— START INPUT —

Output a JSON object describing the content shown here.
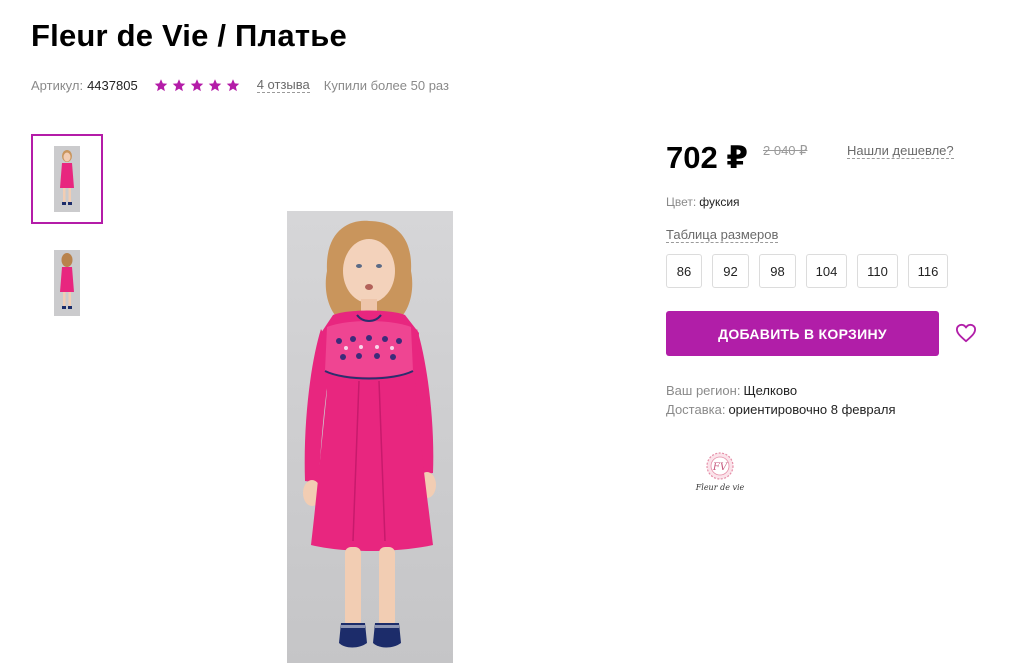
{
  "product": {
    "title": "Fleur de Vie / Платье",
    "article_label": "Артикул:",
    "article_value": "4437805",
    "rating_stars": 5,
    "reviews_link": "4 отзыва",
    "purchases_text": "Купили более 50 раз"
  },
  "price": {
    "current": "702 ₽",
    "old": "2 040 ₽",
    "cheaper_link": "Нашли дешевле?"
  },
  "color": {
    "label": "Цвет:",
    "value": "фуксия"
  },
  "sizes": {
    "table_link": "Таблица размеров",
    "options": [
      "86",
      "92",
      "98",
      "104",
      "110",
      "116"
    ]
  },
  "actions": {
    "add_to_cart": "ДОБАВИТЬ В КОРЗИНУ"
  },
  "delivery": {
    "region_label": "Ваш регион:",
    "region_value": "Щелково",
    "delivery_label": "Доставка:",
    "delivery_value": "ориентировочно 8 февраля"
  },
  "brand": {
    "logo_text": "Fleur de vie",
    "monogram": "FV"
  },
  "colors": {
    "accent": "#b11ea8",
    "star": "#b41ca8",
    "dress": "#e8267f"
  },
  "icons": {
    "star": "star-icon",
    "heart": "heart-outline-icon"
  }
}
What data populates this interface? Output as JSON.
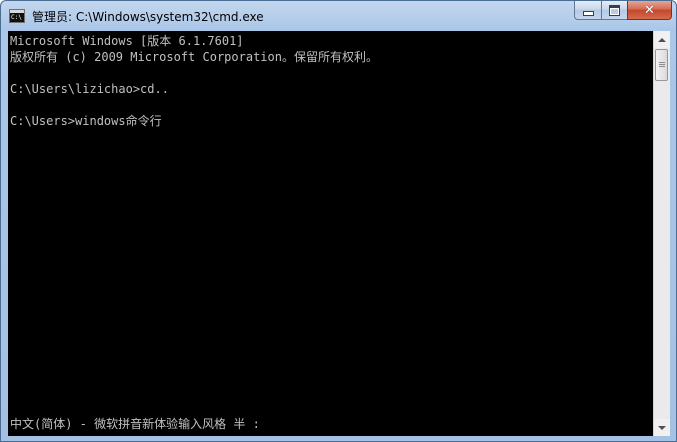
{
  "window": {
    "title": "管理员: C:\\Windows\\system32\\cmd.exe",
    "icon": "cmd-icon",
    "icon_text": "C:\\",
    "controls": {
      "minimize": "minimize-icon",
      "maximize": "maximize-icon",
      "close": "close-icon",
      "close_glyph": "✕"
    }
  },
  "console": {
    "background": "#000000",
    "text_color": "#c0c0c0",
    "lines": [
      "Microsoft Windows [版本 6.1.7601]",
      "版权所有 (c) 2009 Microsoft Corporation。保留所有权利。",
      "",
      "C:\\Users\\lizichao>cd..",
      "",
      "C:\\Users>windows命令行"
    ],
    "ime_status": "中文(简体) - 微软拼音新体验输入风格 半 :"
  },
  "colors": {
    "title_bar": "#aac6e8",
    "close_button": "#c4472c"
  }
}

— END INPUT —

OBJECTIVE: Return every line above in which the string "Output" occurs.

TASK ANSWER:
Output a JSON object describing the content shown here.
What data populates this interface? Output as JSON.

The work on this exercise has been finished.